==== Exercise data

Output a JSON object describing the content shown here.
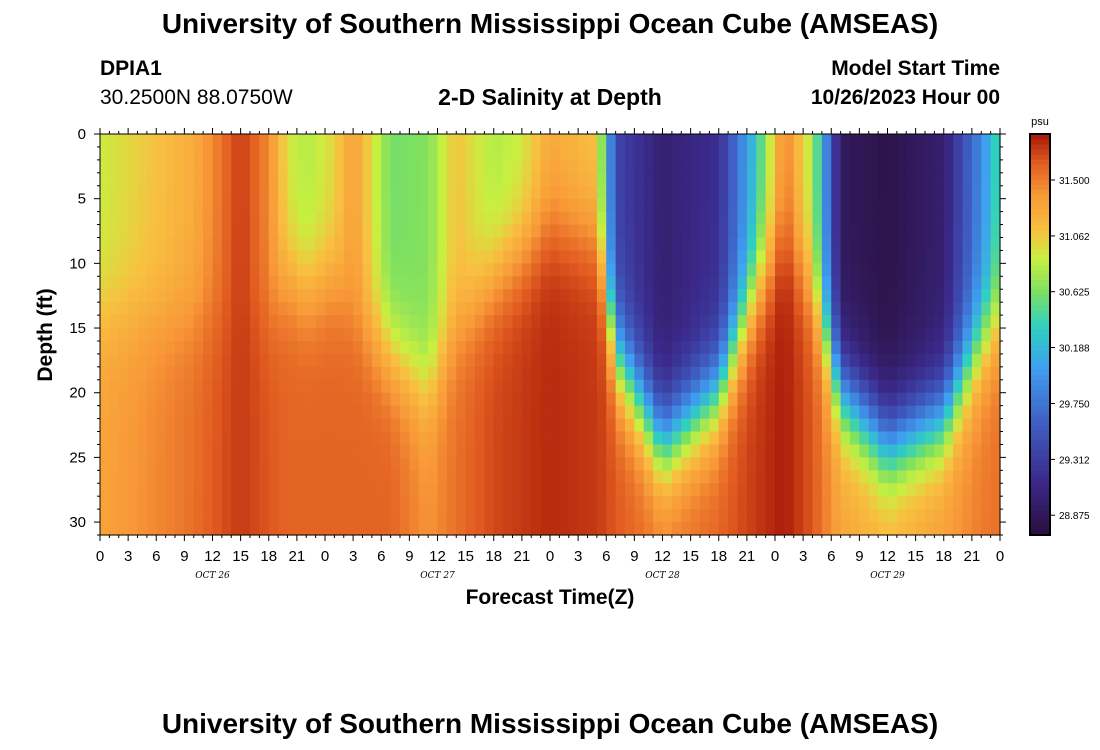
{
  "header": {
    "title": "University of Southern Mississippi Ocean Cube (AMSEAS)",
    "station": "DPIA1",
    "coords": "30.2500N  88.0750W",
    "subtitle": "2-D Salinity at Depth",
    "model_label": "Model Start Time",
    "model_time": "10/26/2023 Hour 00"
  },
  "footer": {
    "title": "University of Southern Mississippi Ocean Cube (AMSEAS)"
  },
  "chart_data": {
    "type": "heatmap",
    "title": "2-D Salinity at Depth",
    "xlabel": "Forecast Time(Z)",
    "ylabel": "Depth (ft)",
    "x_hour_range": [
      0,
      96
    ],
    "y_range": [
      0,
      31
    ],
    "x_ticks": [
      "0",
      "3",
      "6",
      "9",
      "12",
      "15",
      "18",
      "21",
      "0",
      "3",
      "6",
      "9",
      "12",
      "15",
      "18",
      "21",
      "0",
      "3",
      "6",
      "9",
      "12",
      "15",
      "18",
      "21",
      "0",
      "3",
      "6",
      "9",
      "12",
      "15",
      "18",
      "21",
      "0"
    ],
    "y_ticks": [
      0,
      5,
      10,
      15,
      20,
      25,
      30
    ],
    "day_labels": [
      {
        "label": "OCT 26",
        "hour": 12
      },
      {
        "label": "OCT 27",
        "hour": 36
      },
      {
        "label": "OCT 28",
        "hour": 60
      },
      {
        "label": "OCT 29",
        "hour": 84
      }
    ],
    "colorbar": {
      "unit": "psu",
      "tick_values": [
        31.5,
        31.062,
        30.625,
        30.188,
        29.75,
        29.312,
        28.875
      ],
      "tick_labels": [
        "31.500",
        "31.062",
        "30.625",
        "30.188",
        "29.750",
        "29.312",
        "28.875"
      ],
      "range": [
        28.72,
        31.86
      ]
    },
    "salinity_columns": [
      {
        "hour": 0,
        "top": 30.9,
        "bottom": 31.3,
        "transition_depth": 14
      },
      {
        "hour": 6,
        "top": 31.1,
        "bottom": 31.45,
        "transition_depth": 14
      },
      {
        "hour": 10,
        "top": 31.25,
        "bottom": 31.55,
        "transition_depth": 14
      },
      {
        "hour": 15,
        "top": 31.75,
        "bottom": 31.75,
        "transition_depth": 14
      },
      {
        "hour": 18,
        "top": 31.45,
        "bottom": 31.65,
        "transition_depth": 14
      },
      {
        "hour": 20,
        "top": 30.95,
        "bottom": 31.6,
        "transition_depth": 11
      },
      {
        "hour": 22,
        "top": 30.8,
        "bottom": 31.6,
        "transition_depth": 12
      },
      {
        "hour": 25,
        "top": 31.0,
        "bottom": 31.6,
        "transition_depth": 11
      },
      {
        "hour": 27,
        "top": 31.35,
        "bottom": 31.6,
        "transition_depth": 14
      },
      {
        "hour": 31,
        "top": 30.6,
        "bottom": 31.6,
        "transition_depth": 17
      },
      {
        "hour": 35,
        "top": 30.65,
        "bottom": 31.4,
        "transition_depth": 20
      },
      {
        "hour": 38,
        "top": 31.1,
        "bottom": 31.55,
        "transition_depth": 15
      },
      {
        "hour": 42,
        "top": 30.8,
        "bottom": 31.7,
        "transition_depth": 11
      },
      {
        "hour": 45,
        "top": 30.9,
        "bottom": 31.75,
        "transition_depth": 9
      },
      {
        "hour": 48,
        "top": 31.25,
        "bottom": 31.8,
        "transition_depth": 7
      },
      {
        "hour": 53,
        "top": 31.1,
        "bottom": 31.75,
        "transition_depth": 8
      },
      {
        "hour": 55,
        "top": 29.4,
        "bottom": 31.65,
        "transition_depth": 17
      },
      {
        "hour": 60,
        "top": 29.0,
        "bottom": 31.5,
        "transition_depth": 24
      },
      {
        "hour": 66,
        "top": 29.2,
        "bottom": 31.6,
        "transition_depth": 20
      },
      {
        "hour": 70,
        "top": 30.3,
        "bottom": 31.75,
        "transition_depth": 12
      },
      {
        "hour": 73,
        "top": 31.5,
        "bottom": 31.85,
        "transition_depth": 8
      },
      {
        "hour": 76,
        "top": 30.8,
        "bottom": 31.65,
        "transition_depth": 12
      },
      {
        "hour": 79,
        "top": 28.9,
        "bottom": 31.3,
        "transition_depth": 20
      },
      {
        "hour": 84,
        "top": 28.8,
        "bottom": 31.2,
        "transition_depth": 24
      },
      {
        "hour": 90,
        "top": 29.0,
        "bottom": 31.35,
        "transition_depth": 22
      },
      {
        "hour": 94,
        "top": 29.9,
        "bottom": 31.5,
        "transition_depth": 16
      },
      {
        "hour": 96,
        "top": 30.5,
        "bottom": 31.55,
        "transition_depth": 14
      }
    ]
  }
}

========

> _Stated exercise_
The records above need to be restated word for word, with the pictures left out.

> _Result of the exercise_
Output a JSON object describing the content shown here.
{
  "header": {
    "title": "University of Southern Mississippi Ocean Cube (AMSEAS)",
    "station": "DPIA1",
    "coords": "30.2500N  88.0750W",
    "subtitle": "2-D Salinity at Depth",
    "model_label": "Model Start Time",
    "model_time": "10/26/2023 Hour 00"
  },
  "footer": {
    "title": "University of Southern Mississippi Ocean Cube (AMSEAS)"
  },
  "chart_data": {
    "type": "heatmap",
    "title": "2-D Salinity at Depth",
    "xlabel": "Forecast Time(Z)",
    "ylabel": "Depth (ft)",
    "x_hour_range": [
      0,
      96
    ],
    "y_range": [
      0,
      31
    ],
    "x_ticks": [
      "0",
      "3",
      "6",
      "9",
      "12",
      "15",
      "18",
      "21",
      "0",
      "3",
      "6",
      "9",
      "12",
      "15",
      "18",
      "21",
      "0",
      "3",
      "6",
      "9",
      "12",
      "15",
      "18",
      "21",
      "0",
      "3",
      "6",
      "9",
      "12",
      "15",
      "18",
      "21",
      "0"
    ],
    "y_ticks": [
      0,
      5,
      10,
      15,
      20,
      25,
      30
    ],
    "day_labels": [
      {
        "label": "OCT 26",
        "hour": 12
      },
      {
        "label": "OCT 27",
        "hour": 36
      },
      {
        "label": "OCT 28",
        "hour": 60
      },
      {
        "label": "OCT 29",
        "hour": 84
      }
    ],
    "colorbar": {
      "unit": "psu",
      "tick_values": [
        31.5,
        31.062,
        30.625,
        30.188,
        29.75,
        29.312,
        28.875
      ],
      "tick_labels": [
        "31.500",
        "31.062",
        "30.625",
        "30.188",
        "29.750",
        "29.312",
        "28.875"
      ],
      "range": [
        28.72,
        31.86
      ]
    },
    "salinity_columns": [
      {
        "hour": 0,
        "top": 30.9,
        "bottom": 31.3,
        "transition_depth": 14
      },
      {
        "hour": 6,
        "top": 31.1,
        "bottom": 31.45,
        "transition_depth": 14
      },
      {
        "hour": 10,
        "top": 31.25,
        "bottom": 31.55,
        "transition_depth": 14
      },
      {
        "hour": 15,
        "top": 31.75,
        "bottom": 31.75,
        "transition_depth": 14
      },
      {
        "hour": 18,
        "top": 31.45,
        "bottom": 31.65,
        "transition_depth": 14
      },
      {
        "hour": 20,
        "top": 30.95,
        "bottom": 31.6,
        "transition_depth": 11
      },
      {
        "hour": 22,
        "top": 30.8,
        "bottom": 31.6,
        "transition_depth": 12
      },
      {
        "hour": 25,
        "top": 31.0,
        "bottom": 31.6,
        "transition_depth": 11
      },
      {
        "hour": 27,
        "top": 31.35,
        "bottom": 31.6,
        "transition_depth": 14
      },
      {
        "hour": 31,
        "top": 30.6,
        "bottom": 31.6,
        "transition_depth": 17
      },
      {
        "hour": 35,
        "top": 30.65,
        "bottom": 31.4,
        "transition_depth": 20
      },
      {
        "hour": 38,
        "top": 31.1,
        "bottom": 31.55,
        "transition_depth": 15
      },
      {
        "hour": 42,
        "top": 30.8,
        "bottom": 31.7,
        "transition_depth": 11
      },
      {
        "hour": 45,
        "top": 30.9,
        "bottom": 31.75,
        "transition_depth": 9
      },
      {
        "hour": 48,
        "top": 31.25,
        "bottom": 31.8,
        "transition_depth": 7
      },
      {
        "hour": 53,
        "top": 31.1,
        "bottom": 31.75,
        "transition_depth": 8
      },
      {
        "hour": 55,
        "top": 29.4,
        "bottom": 31.65,
        "transition_depth": 17
      },
      {
        "hour": 60,
        "top": 29.0,
        "bottom": 31.5,
        "transition_depth": 24
      },
      {
        "hour": 66,
        "top": 29.2,
        "bottom": 31.6,
        "transition_depth": 20
      },
      {
        "hour": 70,
        "top": 30.3,
        "bottom": 31.75,
        "transition_depth": 12
      },
      {
        "hour": 73,
        "top": 31.5,
        "bottom": 31.85,
        "transition_depth": 8
      },
      {
        "hour": 76,
        "top": 30.8,
        "bottom": 31.65,
        "transition_depth": 12
      },
      {
        "hour": 79,
        "top": 28.9,
        "bottom": 31.3,
        "transition_depth": 20
      },
      {
        "hour": 84,
        "top": 28.8,
        "bottom": 31.2,
        "transition_depth": 24
      },
      {
        "hour": 90,
        "top": 29.0,
        "bottom": 31.35,
        "transition_depth": 22
      },
      {
        "hour": 94,
        "top": 29.9,
        "bottom": 31.5,
        "transition_depth": 16
      },
      {
        "hour": 96,
        "top": 30.5,
        "bottom": 31.55,
        "transition_depth": 14
      }
    ]
  }
}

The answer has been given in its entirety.